# [Data supplied]
◇ ◇ ◇ ◇

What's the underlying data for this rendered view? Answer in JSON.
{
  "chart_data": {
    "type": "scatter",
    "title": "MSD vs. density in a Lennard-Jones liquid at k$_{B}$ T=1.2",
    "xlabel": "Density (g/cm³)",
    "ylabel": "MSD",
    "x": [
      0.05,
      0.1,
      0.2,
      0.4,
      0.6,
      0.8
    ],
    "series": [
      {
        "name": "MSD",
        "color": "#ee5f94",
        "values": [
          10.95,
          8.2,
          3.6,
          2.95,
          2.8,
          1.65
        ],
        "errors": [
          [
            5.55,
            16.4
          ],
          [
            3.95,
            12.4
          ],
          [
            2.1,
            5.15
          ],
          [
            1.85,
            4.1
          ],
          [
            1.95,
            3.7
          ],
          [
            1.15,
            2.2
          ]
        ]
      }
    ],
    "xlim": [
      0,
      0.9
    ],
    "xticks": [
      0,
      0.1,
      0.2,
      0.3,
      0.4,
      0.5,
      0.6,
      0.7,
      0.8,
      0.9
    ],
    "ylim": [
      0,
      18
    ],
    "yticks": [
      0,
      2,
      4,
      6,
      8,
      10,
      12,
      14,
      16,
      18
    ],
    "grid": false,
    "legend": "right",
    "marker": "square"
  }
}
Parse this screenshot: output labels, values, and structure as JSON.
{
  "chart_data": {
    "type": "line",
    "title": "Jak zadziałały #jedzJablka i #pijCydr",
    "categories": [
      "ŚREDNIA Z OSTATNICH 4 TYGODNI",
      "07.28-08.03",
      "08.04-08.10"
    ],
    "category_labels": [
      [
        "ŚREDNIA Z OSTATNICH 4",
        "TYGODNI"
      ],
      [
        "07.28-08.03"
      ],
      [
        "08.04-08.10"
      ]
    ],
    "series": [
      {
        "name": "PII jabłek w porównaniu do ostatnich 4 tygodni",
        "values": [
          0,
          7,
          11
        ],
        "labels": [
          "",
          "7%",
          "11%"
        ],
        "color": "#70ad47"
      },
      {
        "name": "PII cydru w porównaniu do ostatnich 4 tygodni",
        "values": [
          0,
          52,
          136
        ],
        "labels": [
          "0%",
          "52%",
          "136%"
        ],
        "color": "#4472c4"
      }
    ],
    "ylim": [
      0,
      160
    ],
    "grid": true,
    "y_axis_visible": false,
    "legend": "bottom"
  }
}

◇ ◇ ◇ ◇

# [Stated goal]
Return all of the above records exactly, leaving no line out.

# [Full output]
What's the underlying data for this rendered view? Answer in JSON.
{
  "chart_data": {
    "type": "scatter",
    "title": "MSD vs. density in a Lennard-Jones liquid at k$_{B}$ T=1.2",
    "xlabel": "Density (g/cm³)",
    "ylabel": "MSD",
    "x": [
      0.05,
      0.1,
      0.2,
      0.4,
      0.6,
      0.8
    ],
    "series": [
      {
        "name": "MSD",
        "color": "#ee5f94",
        "values": [
          10.95,
          8.2,
          3.6,
          2.95,
          2.8,
          1.65
        ],
        "errors": [
          [
            5.55,
            16.4
          ],
          [
            3.95,
            12.4
          ],
          [
            2.1,
            5.15
          ],
          [
            1.85,
            4.1
          ],
          [
            1.95,
            3.7
          ],
          [
            1.15,
            2.2
          ]
        ]
      }
    ],
    "xlim": [
      0,
      0.9
    ],
    "xticks": [
      0,
      0.1,
      0.2,
      0.3,
      0.4,
      0.5,
      0.6,
      0.7,
      0.8,
      0.9
    ],
    "ylim": [
      0,
      18
    ],
    "yticks": [
      0,
      2,
      4,
      6,
      8,
      10,
      12,
      14,
      16,
      18
    ],
    "grid": false,
    "legend": "right",
    "marker": "square"
  }
}
Parse this screenshot: output labels, values, and structure as JSON.
{
  "chart_data": {
    "type": "line",
    "title": "Jak zadziałały #jedzJablka i #pijCydr",
    "categories": [
      "ŚREDNIA Z OSTATNICH 4 TYGODNI",
      "07.28-08.03",
      "08.04-08.10"
    ],
    "category_labels": [
      [
        "ŚREDNIA Z OSTATNICH 4",
        "TYGODNI"
      ],
      [
        "07.28-08.03"
      ],
      [
        "08.04-08.10"
      ]
    ],
    "series": [
      {
        "name": "PII jabłek w porównaniu do ostatnich 4 tygodni",
        "values": [
          0,
          7,
          11
        ],
        "labels": [
          "",
          "7%",
          "11%"
        ],
        "color": "#70ad47"
      },
      {
        "name": "PII cydru w porównaniu do ostatnich 4 tygodni",
        "values": [
          0,
          52,
          136
        ],
        "labels": [
          "0%",
          "52%",
          "136%"
        ],
        "color": "#4472c4"
      }
    ],
    "ylim": [
      0,
      160
    ],
    "grid": true,
    "y_axis_visible": false,
    "legend": "bottom"
  }
}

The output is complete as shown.